Extracted records:
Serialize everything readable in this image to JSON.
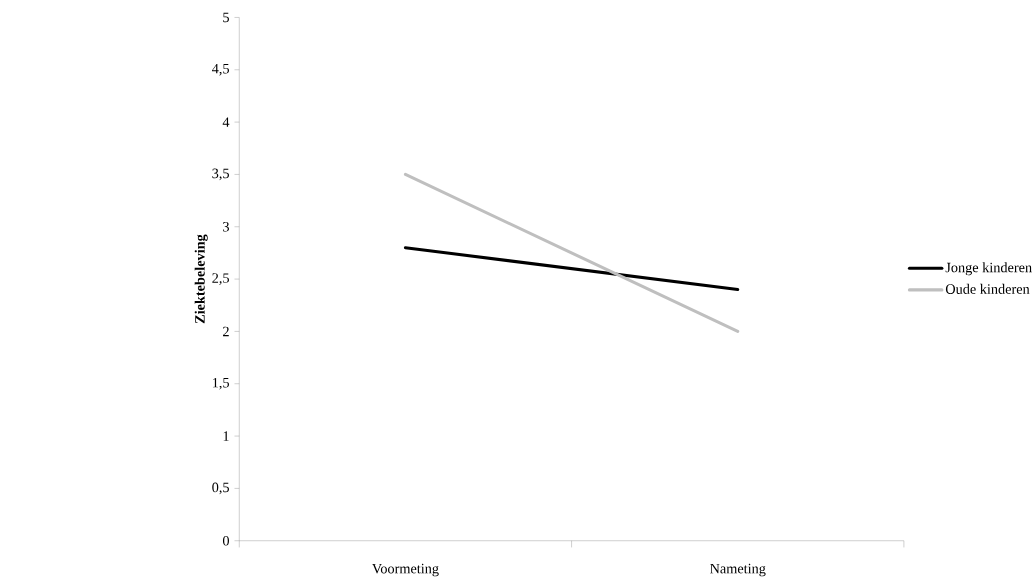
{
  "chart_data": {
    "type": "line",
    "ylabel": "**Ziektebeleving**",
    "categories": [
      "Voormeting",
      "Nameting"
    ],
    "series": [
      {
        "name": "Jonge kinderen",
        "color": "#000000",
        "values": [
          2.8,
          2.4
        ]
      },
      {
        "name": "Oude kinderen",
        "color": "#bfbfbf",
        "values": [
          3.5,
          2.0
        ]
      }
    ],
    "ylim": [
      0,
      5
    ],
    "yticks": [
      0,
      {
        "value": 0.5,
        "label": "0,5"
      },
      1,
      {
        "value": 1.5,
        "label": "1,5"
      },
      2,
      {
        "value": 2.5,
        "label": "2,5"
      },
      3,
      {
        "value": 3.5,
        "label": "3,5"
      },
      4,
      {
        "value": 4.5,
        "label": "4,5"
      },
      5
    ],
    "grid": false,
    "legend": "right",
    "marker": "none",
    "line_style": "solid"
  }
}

● **Task description**
Your copy should hold every record word for word and none of the pictures.

● **Response to this exercise**
Serialize everything readable in this image to JSON.
{
  "chart_data": {
    "type": "line",
    "ylabel": "**Ziektebeleving**",
    "categories": [
      "Voormeting",
      "Nameting"
    ],
    "series": [
      {
        "name": "Jonge kinderen",
        "color": "#000000",
        "values": [
          2.8,
          2.4
        ]
      },
      {
        "name": "Oude kinderen",
        "color": "#bfbfbf",
        "values": [
          3.5,
          2.0
        ]
      }
    ],
    "ylim": [
      0,
      5
    ],
    "yticks": [
      0,
      {
        "value": 0.5,
        "label": "0,5"
      },
      1,
      {
        "value": 1.5,
        "label": "1,5"
      },
      2,
      {
        "value": 2.5,
        "label": "2,5"
      },
      3,
      {
        "value": 3.5,
        "label": "3,5"
      },
      4,
      {
        "value": 4.5,
        "label": "4,5"
      },
      5
    ],
    "grid": false,
    "legend": "right",
    "marker": "none",
    "line_style": "solid"
  }
}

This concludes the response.